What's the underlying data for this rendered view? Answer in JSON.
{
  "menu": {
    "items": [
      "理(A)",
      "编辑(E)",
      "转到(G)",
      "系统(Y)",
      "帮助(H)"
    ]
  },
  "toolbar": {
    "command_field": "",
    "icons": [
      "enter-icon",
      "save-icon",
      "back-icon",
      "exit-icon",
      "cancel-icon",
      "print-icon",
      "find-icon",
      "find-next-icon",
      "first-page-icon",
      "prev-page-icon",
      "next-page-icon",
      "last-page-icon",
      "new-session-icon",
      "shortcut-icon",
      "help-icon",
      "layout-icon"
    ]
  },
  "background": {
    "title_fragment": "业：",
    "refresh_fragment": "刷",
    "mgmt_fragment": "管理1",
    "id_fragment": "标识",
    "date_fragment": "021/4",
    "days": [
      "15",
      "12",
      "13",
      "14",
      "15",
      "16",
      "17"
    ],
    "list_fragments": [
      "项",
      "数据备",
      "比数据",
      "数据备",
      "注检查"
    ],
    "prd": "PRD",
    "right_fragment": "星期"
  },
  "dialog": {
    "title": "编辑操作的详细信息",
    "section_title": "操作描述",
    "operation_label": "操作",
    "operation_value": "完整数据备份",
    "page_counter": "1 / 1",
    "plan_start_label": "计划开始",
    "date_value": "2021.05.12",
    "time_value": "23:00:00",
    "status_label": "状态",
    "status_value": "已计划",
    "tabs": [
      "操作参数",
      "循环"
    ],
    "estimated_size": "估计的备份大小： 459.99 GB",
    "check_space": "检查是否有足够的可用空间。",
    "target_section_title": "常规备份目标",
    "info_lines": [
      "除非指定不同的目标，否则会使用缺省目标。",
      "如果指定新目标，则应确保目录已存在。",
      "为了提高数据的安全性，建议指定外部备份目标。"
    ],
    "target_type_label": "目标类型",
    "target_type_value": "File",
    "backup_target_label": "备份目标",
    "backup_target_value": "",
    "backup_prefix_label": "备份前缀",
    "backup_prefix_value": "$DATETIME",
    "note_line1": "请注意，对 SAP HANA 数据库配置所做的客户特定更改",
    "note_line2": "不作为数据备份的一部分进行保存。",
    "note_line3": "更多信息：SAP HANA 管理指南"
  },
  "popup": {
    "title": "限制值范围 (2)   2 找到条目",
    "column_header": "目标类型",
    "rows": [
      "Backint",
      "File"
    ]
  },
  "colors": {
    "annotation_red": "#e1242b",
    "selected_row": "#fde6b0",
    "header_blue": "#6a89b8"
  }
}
##########
Job =
Please restate the data word for word, every record included.

Solved problem =
What's the underlying data for this rendered view? Answer in JSON.
{
  "menu": {
    "items": [
      "理(A)",
      "编辑(E)",
      "转到(G)",
      "系统(Y)",
      "帮助(H)"
    ]
  },
  "toolbar": {
    "command_field": "",
    "icons": [
      "enter-icon",
      "save-icon",
      "back-icon",
      "exit-icon",
      "cancel-icon",
      "print-icon",
      "find-icon",
      "find-next-icon",
      "first-page-icon",
      "prev-page-icon",
      "next-page-icon",
      "last-page-icon",
      "new-session-icon",
      "shortcut-icon",
      "help-icon",
      "layout-icon"
    ]
  },
  "background": {
    "title_fragment": "业：",
    "refresh_fragment": "刷",
    "mgmt_fragment": "管理1",
    "id_fragment": "标识",
    "date_fragment": "021/4",
    "days": [
      "15",
      "12",
      "13",
      "14",
      "15",
      "16",
      "17"
    ],
    "list_fragments": [
      "项",
      "数据备",
      "比数据",
      "数据备",
      "注检查"
    ],
    "prd": "PRD",
    "right_fragment": "星期"
  },
  "dialog": {
    "title": "编辑操作的详细信息",
    "section_title": "操作描述",
    "operation_label": "操作",
    "operation_value": "完整数据备份",
    "page_counter": "1 / 1",
    "plan_start_label": "计划开始",
    "date_value": "2021.05.12",
    "time_value": "23:00:00",
    "status_label": "状态",
    "status_value": "已计划",
    "tabs": [
      "操作参数",
      "循环"
    ],
    "estimated_size": "估计的备份大小： 459.99 GB",
    "check_space": "检查是否有足够的可用空间。",
    "target_section_title": "常规备份目标",
    "info_lines": [
      "除非指定不同的目标，否则会使用缺省目标。",
      "如果指定新目标，则应确保目录已存在。",
      "为了提高数据的安全性，建议指定外部备份目标。"
    ],
    "target_type_label": "目标类型",
    "target_type_value": "File",
    "backup_target_label": "备份目标",
    "backup_target_value": "",
    "backup_prefix_label": "备份前缀",
    "backup_prefix_value": "$DATETIME",
    "note_line1": "请注意，对 SAP HANA 数据库配置所做的客户特定更改",
    "note_line2": "不作为数据备份的一部分进行保存。",
    "note_line3": "更多信息：SAP HANA 管理指南"
  },
  "popup": {
    "title": "限制值范围 (2)   2 找到条目",
    "column_header": "目标类型",
    "rows": [
      "Backint",
      "File"
    ]
  },
  "colors": {
    "annotation_red": "#e1242b",
    "selected_row": "#fde6b0",
    "header_blue": "#6a89b8"
  }
}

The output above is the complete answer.